Work instructions:
Gather every line holding the string "name".

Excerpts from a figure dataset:
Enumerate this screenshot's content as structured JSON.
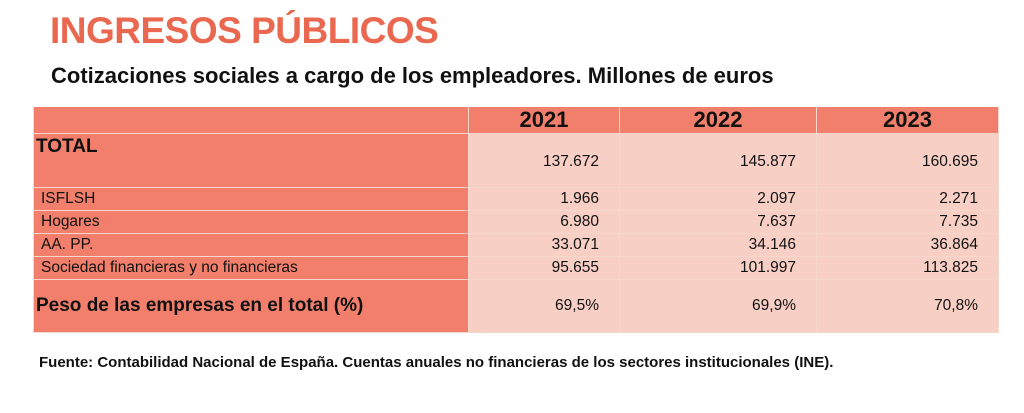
{
  "title": "INGRESOS PÚBLICOS",
  "subtitle": "Cotizaciones sociales a cargo de los empleadores. Millones de euros",
  "colors": {
    "title": "#e9684f",
    "header_fill": "#f17f6b",
    "cell_fill": "#f8cfc4"
  },
  "table": {
    "years": [
      "2021",
      "2022",
      "2023"
    ],
    "total": {
      "label": "TOTAL",
      "values": [
        "137.672",
        "145.877",
        "160.695"
      ]
    },
    "rows": [
      {
        "label": "ISFLSH",
        "values": [
          "1.966",
          "2.097",
          "2.271"
        ]
      },
      {
        "label": "Hogares",
        "values": [
          "6.980",
          "7.637",
          "7.735"
        ]
      },
      {
        "label": "AA. PP.",
        "values": [
          "33.071",
          "34.146",
          "36.864"
        ]
      },
      {
        "label": "Sociedad financieras y no financieras",
        "values": [
          "95.655",
          "101.997",
          "113.825"
        ]
      }
    ],
    "peso": {
      "label": "Peso de las empresas en el total (%)",
      "values": [
        "69,5%",
        "69,9%",
        "70,8%"
      ]
    }
  },
  "source": "Fuente: Contabilidad Nacional de España. Cuentas anuales no financieras de los sectores institucionales (INE)."
}
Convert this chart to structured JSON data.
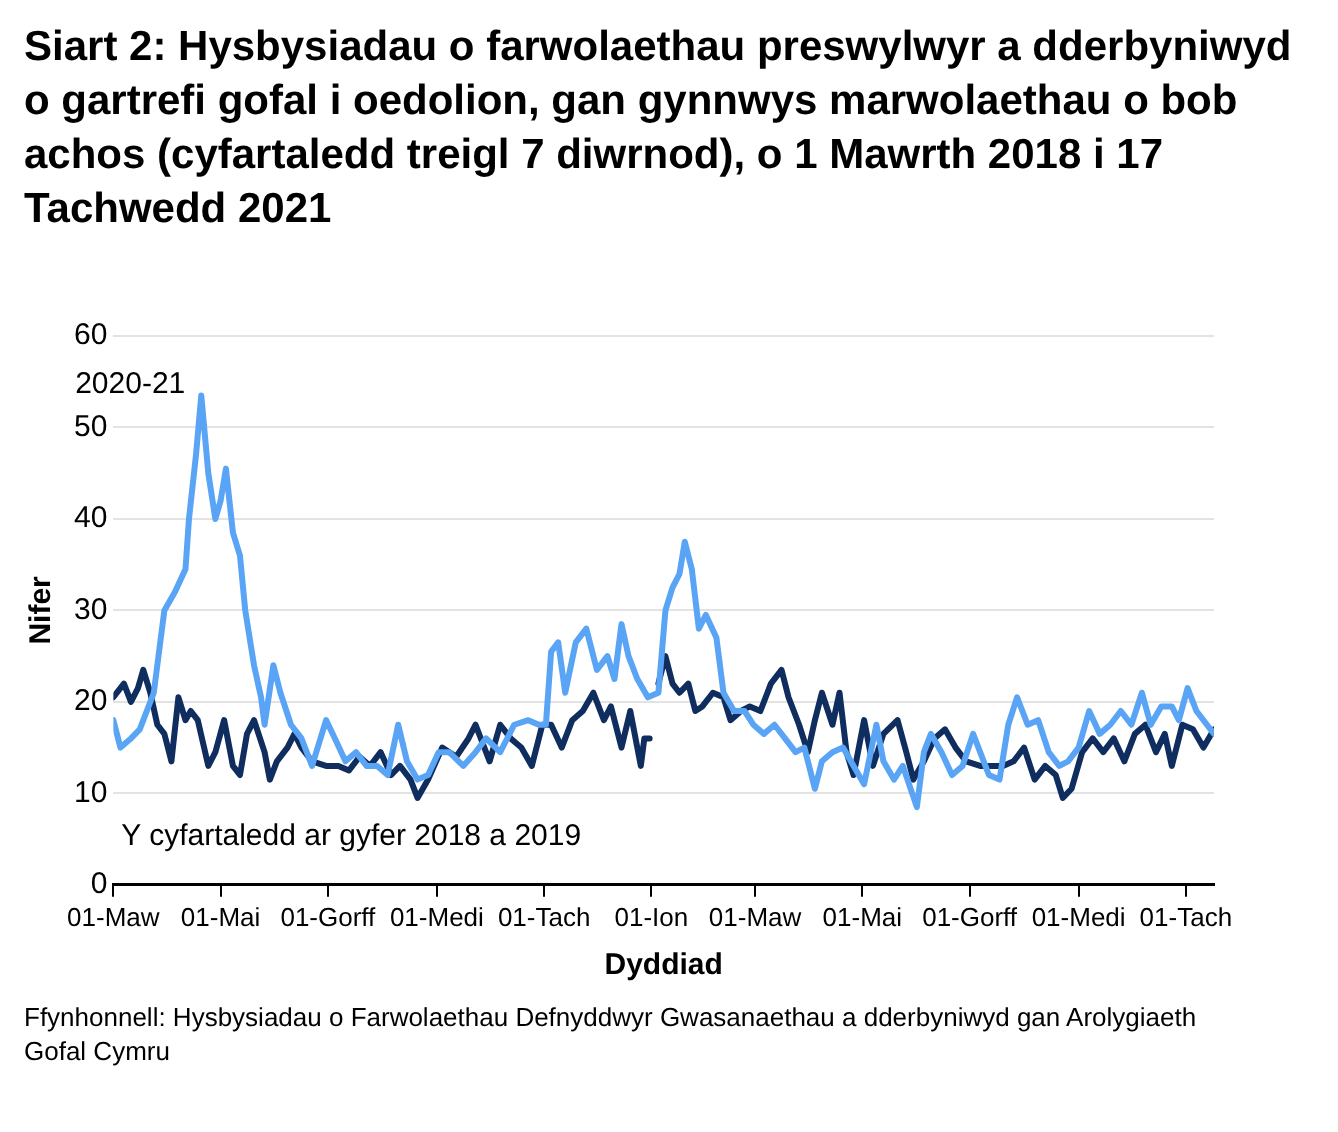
{
  "chart_data": {
    "type": "line",
    "title": "Siart 2: Hysbysiadau o farwolaethau preswylwyr a dderbyniwyd o gartrefi gofal i oedolion, gan gynnwys marwolaethau o bob achos (cyfartaledd treigl 7 diwrnod), o 1 Mawrth 2018 i 17 Tachwedd 2021",
    "xlabel": "Dyddiad",
    "ylabel": "Nifer",
    "annotations": [
      "Ffynhonnell: Hysbysiadau o Farwolaethau Defnyddwyr Gwasanaethau a dderbyniwyd gan Arolygiaeth Gofal Cymru"
    ],
    "xlim": [
      "2020-03-01",
      "2021-11-17"
    ],
    "xticks": [
      {
        "value": "2020-03-01",
        "label": "01-Maw"
      },
      {
        "value": "2020-05-01",
        "label": "01-Mai"
      },
      {
        "value": "2020-07-01",
        "label": "01-Gorff"
      },
      {
        "value": "2020-09-01",
        "label": "01-Medi"
      },
      {
        "value": "2020-11-01",
        "label": "01-Tach"
      },
      {
        "value": "2021-01-01",
        "label": "01-Ion"
      },
      {
        "value": "2021-03-01",
        "label": "01-Maw"
      },
      {
        "value": "2021-05-01",
        "label": "01-Mai"
      },
      {
        "value": "2021-07-01",
        "label": "01-Gorff"
      },
      {
        "value": "2021-09-01",
        "label": "01-Medi"
      },
      {
        "value": "2021-11-01",
        "label": "01-Tach"
      }
    ],
    "ylim": [
      0,
      60
    ],
    "yticks": [
      0,
      10,
      20,
      30,
      40,
      50,
      60
    ],
    "grid": "y",
    "legend": false,
    "marker": "none",
    "line_style": "solid",
    "series": [
      {
        "name": "2020-21",
        "color": "#5aa4f5",
        "x": [
          "2020-03-01",
          "2020-03-05",
          "2020-03-11",
          "2020-03-16",
          "2020-03-24",
          "2020-03-30",
          "2020-04-05",
          "2020-04-11",
          "2020-04-13",
          "2020-04-17",
          "2020-04-20",
          "2020-04-24",
          "2020-04-28",
          "2020-05-01",
          "2020-05-04",
          "2020-05-08",
          "2020-05-12",
          "2020-05-15",
          "2020-05-20",
          "2020-05-24",
          "2020-05-26",
          "2020-05-31",
          "2020-06-04",
          "2020-06-10",
          "2020-06-16",
          "2020-06-22",
          "2020-06-30",
          "2020-07-05",
          "2020-07-11",
          "2020-07-17",
          "2020-07-23",
          "2020-07-29",
          "2020-08-04",
          "2020-08-10",
          "2020-08-15",
          "2020-08-21",
          "2020-08-27",
          "2020-09-02",
          "2020-09-08",
          "2020-09-16",
          "2020-09-23",
          "2020-09-29",
          "2020-10-07",
          "2020-10-15",
          "2020-10-23",
          "2020-10-29",
          "2020-11-02",
          "2020-11-05",
          "2020-11-09",
          "2020-11-13",
          "2020-11-19",
          "2020-11-25",
          "2020-12-01",
          "2020-12-07",
          "2020-12-11",
          "2020-12-15",
          "2020-12-19",
          "2020-12-24",
          "2020-12-30",
          "2021-01-05",
          "2021-01-09",
          "2021-01-13",
          "2021-01-17",
          "2021-01-20",
          "2021-01-24",
          "2021-01-28",
          "2021-02-01",
          "2021-02-07",
          "2021-02-11",
          "2021-02-17",
          "2021-02-23",
          "2021-02-28",
          "2021-03-06",
          "2021-03-12",
          "2021-03-18",
          "2021-03-24",
          "2021-03-29",
          "2021-04-04",
          "2021-04-08",
          "2021-04-14",
          "2021-04-20",
          "2021-04-26",
          "2021-05-02",
          "2021-05-09",
          "2021-05-13",
          "2021-05-19",
          "2021-05-24",
          "2021-06-01",
          "2021-06-05",
          "2021-06-09",
          "2021-06-15",
          "2021-06-21",
          "2021-06-27",
          "2021-07-03",
          "2021-07-07",
          "2021-07-12",
          "2021-07-18",
          "2021-07-23",
          "2021-07-28",
          "2021-08-03",
          "2021-08-09",
          "2021-08-15",
          "2021-08-21",
          "2021-08-26",
          "2021-09-01",
          "2021-09-07",
          "2021-09-13",
          "2021-09-19",
          "2021-09-25",
          "2021-10-01",
          "2021-10-07",
          "2021-10-12",
          "2021-10-18",
          "2021-10-24",
          "2021-10-28",
          "2021-11-02",
          "2021-11-07",
          "2021-11-13",
          "2021-11-17"
        ],
        "values": [
          18,
          15,
          16,
          17,
          21,
          30,
          32,
          34.5,
          40,
          47,
          53.5,
          45,
          40,
          42,
          45.5,
          38.5,
          36,
          30,
          24,
          20.5,
          17.5,
          24,
          21,
          17.5,
          16,
          13,
          18,
          16,
          13.5,
          14.5,
          13,
          13,
          12,
          17.5,
          13.5,
          11.5,
          12,
          14.5,
          14.5,
          13,
          14.5,
          16,
          14.5,
          17.5,
          18,
          17.5,
          17.5,
          25.5,
          26.5,
          21,
          26.5,
          28,
          23.5,
          25,
          22.5,
          28.5,
          25,
          22.5,
          20.5,
          21,
          30,
          32.5,
          34,
          37.5,
          34.5,
          28,
          29.5,
          27,
          21,
          19,
          19,
          17.5,
          16.5,
          17.5,
          16,
          14.5,
          15,
          10.5,
          13.5,
          14.5,
          15,
          13,
          11,
          17.5,
          13.5,
          11.5,
          13,
          8.5,
          14.5,
          16.5,
          14.5,
          12,
          13,
          16.5,
          14.5,
          12,
          11.5,
          17.5,
          20.5,
          17.5,
          18,
          14.5,
          13,
          13.5,
          15,
          19,
          16.5,
          17.5,
          19,
          17.5,
          21,
          17.5,
          19.5,
          19.5,
          18,
          21.5,
          19,
          17.5,
          16.5
        ]
      },
      {
        "name": "Y cyfartaledd ar gyfer 2018 a 2019",
        "color": "#0f2d5e",
        "x": [
          "2020-03-01",
          "2020-03-07",
          "2020-03-11",
          "2020-03-15",
          "2020-03-18",
          "2020-03-22",
          "2020-03-26",
          "2020-03-30",
          "2020-04-03",
          "2020-04-07",
          "2020-04-11",
          "2020-04-14",
          "2020-04-18",
          "2020-04-24",
          "2020-04-28",
          "2020-05-03",
          "2020-05-08",
          "2020-05-12",
          "2020-05-16",
          "2020-05-20",
          "2020-05-26",
          "2020-05-29",
          "2020-06-02",
          "2020-06-08",
          "2020-06-12",
          "2020-06-16",
          "2020-06-22",
          "2020-06-30",
          "2020-07-07",
          "2020-07-13",
          "2020-07-19",
          "2020-07-25",
          "2020-07-31",
          "2020-08-06",
          "2020-08-11",
          "2020-08-17",
          "2020-08-21",
          "2020-08-27",
          "2020-09-04",
          "2020-09-12",
          "2020-09-19",
          "2020-09-23",
          "2020-10-01",
          "2020-10-07",
          "2020-10-13",
          "2020-10-19",
          "2020-10-25",
          "2020-10-31",
          "2020-11-05",
          "2020-11-11",
          "2020-11-17",
          "2020-11-23",
          "2020-11-29",
          "2020-12-05",
          "2020-12-09",
          "2020-12-15",
          "2020-12-20",
          "2020-12-26",
          "2020-12-28",
          "2020-12-31",
          "2021-01-02",
          "2021-01-05",
          "2021-01-09",
          "2021-01-13",
          "2021-01-17",
          "2021-01-22",
          "2021-01-26",
          "2021-01-30",
          "2021-02-05",
          "2021-02-11",
          "2021-02-15",
          "2021-02-21",
          "2021-02-26",
          "2021-03-04",
          "2021-03-10",
          "2021-03-16",
          "2021-03-20",
          "2021-03-26",
          "2021-03-31",
          "2021-04-04",
          "2021-04-08",
          "2021-04-14",
          "2021-04-18",
          "2021-04-22",
          "2021-04-26",
          "2021-05-02",
          "2021-05-07",
          "2021-05-13",
          "2021-05-21",
          "2021-05-26",
          "2021-05-30",
          "2021-06-05",
          "2021-06-11",
          "2021-06-17",
          "2021-06-23",
          "2021-06-29",
          "2021-07-07",
          "2021-07-14",
          "2021-07-20",
          "2021-07-26",
          "2021-08-01",
          "2021-08-07",
          "2021-08-13",
          "2021-08-19",
          "2021-08-23",
          "2021-08-28",
          "2021-09-03",
          "2021-09-09",
          "2021-09-15",
          "2021-09-21",
          "2021-09-27",
          "2021-10-03",
          "2021-10-09",
          "2021-10-15",
          "2021-10-20",
          "2021-10-24",
          "2021-10-30",
          "2021-11-05",
          "2021-11-11",
          "2021-11-17"
        ],
        "values": [
          20.5,
          22,
          20,
          21.5,
          23.5,
          21,
          17.5,
          16.5,
          13.5,
          20.5,
          18,
          19,
          18,
          13,
          14.5,
          18,
          13,
          12,
          16.5,
          18,
          14.5,
          11.5,
          13.5,
          15,
          16.5,
          15,
          13.5,
          13,
          13,
          12.5,
          14,
          13,
          14.5,
          12,
          13,
          11.5,
          9.5,
          11.5,
          15,
          14,
          16,
          17.5,
          13.5,
          17.5,
          16,
          15,
          13,
          17.5,
          17.5,
          15,
          18,
          19,
          21,
          18,
          19.5,
          15,
          19,
          13,
          16,
          16,
          null,
          22,
          25,
          22,
          21,
          22,
          19,
          19.5,
          21,
          20.5,
          18,
          19,
          19.5,
          19,
          22,
          23.5,
          20.5,
          17.5,
          14.5,
          18,
          21,
          17.5,
          21,
          14.5,
          12,
          18,
          13,
          16.5,
          18,
          14.5,
          11.5,
          13.5,
          16,
          17,
          15,
          13.5,
          13,
          13,
          13,
          13.5,
          15,
          11.5,
          13,
          12,
          9.5,
          10.5,
          14.5,
          16,
          14.5,
          16,
          13.5,
          16.5,
          17.5,
          14.5,
          16.5,
          13,
          17.5,
          17,
          15,
          17
        ]
      }
    ]
  }
}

Solution to the problem:
        "name": "2020-21",
        "name": "Y cyfartaledd ar gyfer 2018 a 2019",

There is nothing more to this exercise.